## TASK REQUIREMENTS
Select all lines holding the word "name" from the entries that follow.
----- PROVIDED ENTRIES
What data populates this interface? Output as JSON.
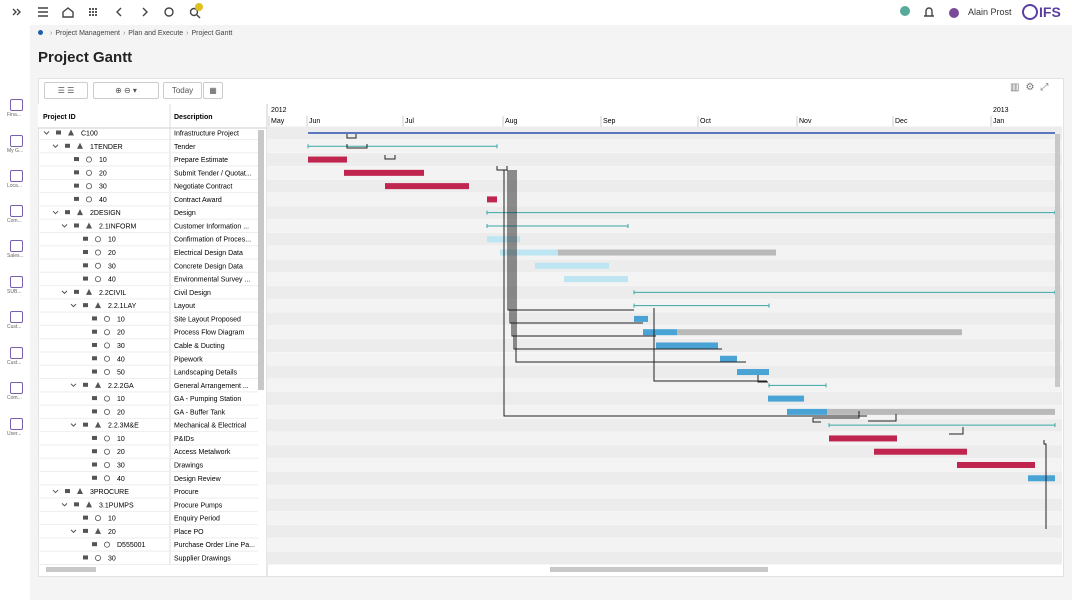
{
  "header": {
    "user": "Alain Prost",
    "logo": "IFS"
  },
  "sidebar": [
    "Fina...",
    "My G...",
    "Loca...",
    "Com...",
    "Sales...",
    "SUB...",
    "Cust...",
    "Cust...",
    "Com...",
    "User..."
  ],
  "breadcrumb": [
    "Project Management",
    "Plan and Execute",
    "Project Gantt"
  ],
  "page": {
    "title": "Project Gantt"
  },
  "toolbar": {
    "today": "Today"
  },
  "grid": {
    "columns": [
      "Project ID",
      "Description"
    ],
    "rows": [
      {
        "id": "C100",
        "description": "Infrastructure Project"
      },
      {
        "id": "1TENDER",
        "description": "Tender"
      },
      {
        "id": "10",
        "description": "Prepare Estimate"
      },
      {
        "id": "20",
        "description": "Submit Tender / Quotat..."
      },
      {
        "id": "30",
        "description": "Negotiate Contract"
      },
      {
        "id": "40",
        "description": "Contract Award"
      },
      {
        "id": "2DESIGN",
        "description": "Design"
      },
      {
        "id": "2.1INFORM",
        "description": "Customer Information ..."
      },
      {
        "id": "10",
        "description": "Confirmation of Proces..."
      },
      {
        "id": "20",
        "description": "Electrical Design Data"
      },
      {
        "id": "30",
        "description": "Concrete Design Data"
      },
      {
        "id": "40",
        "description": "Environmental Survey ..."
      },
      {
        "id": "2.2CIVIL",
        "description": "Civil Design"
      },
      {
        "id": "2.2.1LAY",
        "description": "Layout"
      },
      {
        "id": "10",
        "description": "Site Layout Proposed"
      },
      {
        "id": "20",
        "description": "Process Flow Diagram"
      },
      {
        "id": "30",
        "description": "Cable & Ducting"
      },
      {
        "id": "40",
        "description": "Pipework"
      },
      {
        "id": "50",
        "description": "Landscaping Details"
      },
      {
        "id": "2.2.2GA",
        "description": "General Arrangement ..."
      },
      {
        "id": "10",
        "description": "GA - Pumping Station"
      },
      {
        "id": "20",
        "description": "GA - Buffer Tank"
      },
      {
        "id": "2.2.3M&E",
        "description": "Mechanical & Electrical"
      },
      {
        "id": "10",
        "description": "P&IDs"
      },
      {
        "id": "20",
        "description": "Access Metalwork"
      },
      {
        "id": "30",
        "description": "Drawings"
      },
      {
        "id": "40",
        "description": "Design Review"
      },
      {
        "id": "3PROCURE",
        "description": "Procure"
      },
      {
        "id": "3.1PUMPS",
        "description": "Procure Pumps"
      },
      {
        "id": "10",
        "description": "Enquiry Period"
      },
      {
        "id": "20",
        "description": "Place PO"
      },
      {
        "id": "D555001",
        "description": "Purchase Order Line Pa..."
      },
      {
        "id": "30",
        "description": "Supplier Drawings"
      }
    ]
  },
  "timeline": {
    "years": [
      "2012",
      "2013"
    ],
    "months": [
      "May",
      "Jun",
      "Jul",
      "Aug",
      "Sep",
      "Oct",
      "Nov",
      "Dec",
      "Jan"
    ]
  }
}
----------
----- PROVIDED ENTRIES
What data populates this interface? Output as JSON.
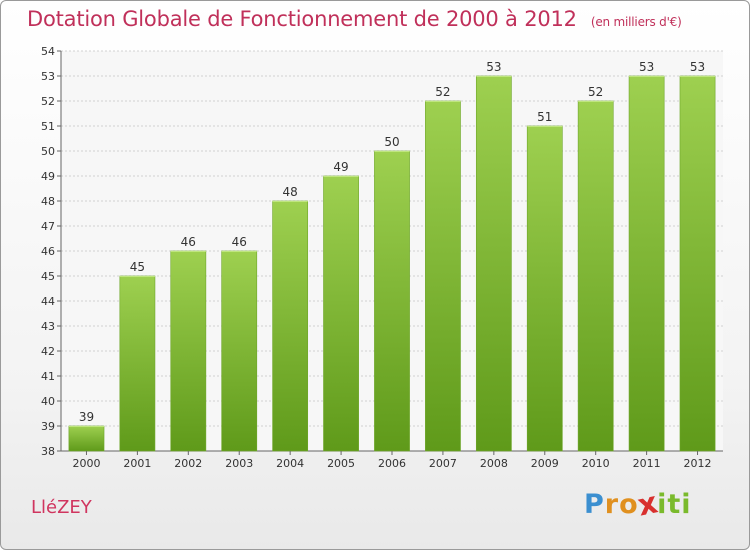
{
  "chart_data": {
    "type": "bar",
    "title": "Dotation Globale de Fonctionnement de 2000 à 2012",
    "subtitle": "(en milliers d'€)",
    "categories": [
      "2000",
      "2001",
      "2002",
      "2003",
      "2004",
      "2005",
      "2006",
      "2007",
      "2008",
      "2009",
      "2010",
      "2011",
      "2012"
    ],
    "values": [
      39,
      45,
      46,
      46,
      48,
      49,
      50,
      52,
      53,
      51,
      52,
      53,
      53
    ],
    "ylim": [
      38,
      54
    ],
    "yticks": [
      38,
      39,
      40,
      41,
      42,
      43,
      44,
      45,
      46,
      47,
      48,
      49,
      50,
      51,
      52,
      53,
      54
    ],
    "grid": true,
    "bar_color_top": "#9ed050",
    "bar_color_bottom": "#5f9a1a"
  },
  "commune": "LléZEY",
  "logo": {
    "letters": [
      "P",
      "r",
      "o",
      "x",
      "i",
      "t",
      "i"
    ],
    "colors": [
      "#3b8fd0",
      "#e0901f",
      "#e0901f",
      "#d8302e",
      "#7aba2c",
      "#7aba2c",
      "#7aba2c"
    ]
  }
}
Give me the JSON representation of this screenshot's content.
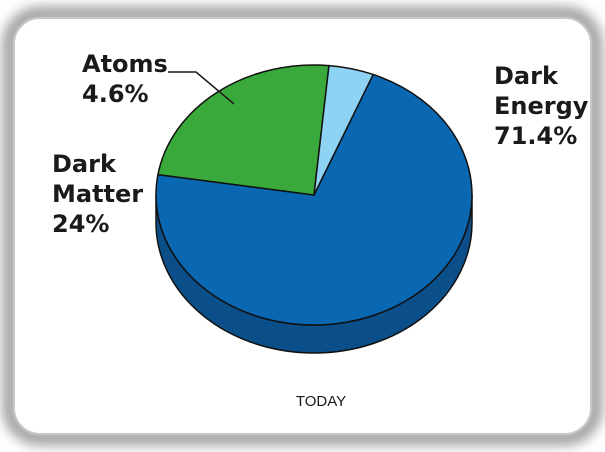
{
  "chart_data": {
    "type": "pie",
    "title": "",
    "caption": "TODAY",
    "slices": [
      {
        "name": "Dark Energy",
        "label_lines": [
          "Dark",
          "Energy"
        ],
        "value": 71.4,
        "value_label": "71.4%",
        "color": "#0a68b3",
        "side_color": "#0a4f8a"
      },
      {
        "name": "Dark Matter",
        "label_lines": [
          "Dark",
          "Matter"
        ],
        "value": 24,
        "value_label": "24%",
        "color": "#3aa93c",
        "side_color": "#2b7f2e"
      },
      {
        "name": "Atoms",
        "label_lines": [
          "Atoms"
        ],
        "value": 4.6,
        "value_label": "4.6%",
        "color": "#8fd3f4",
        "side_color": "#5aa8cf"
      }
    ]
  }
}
----------
## RESULT
        "name": "Dark Energy",
        "name": "Dark Matter",
        "name": "Atoms",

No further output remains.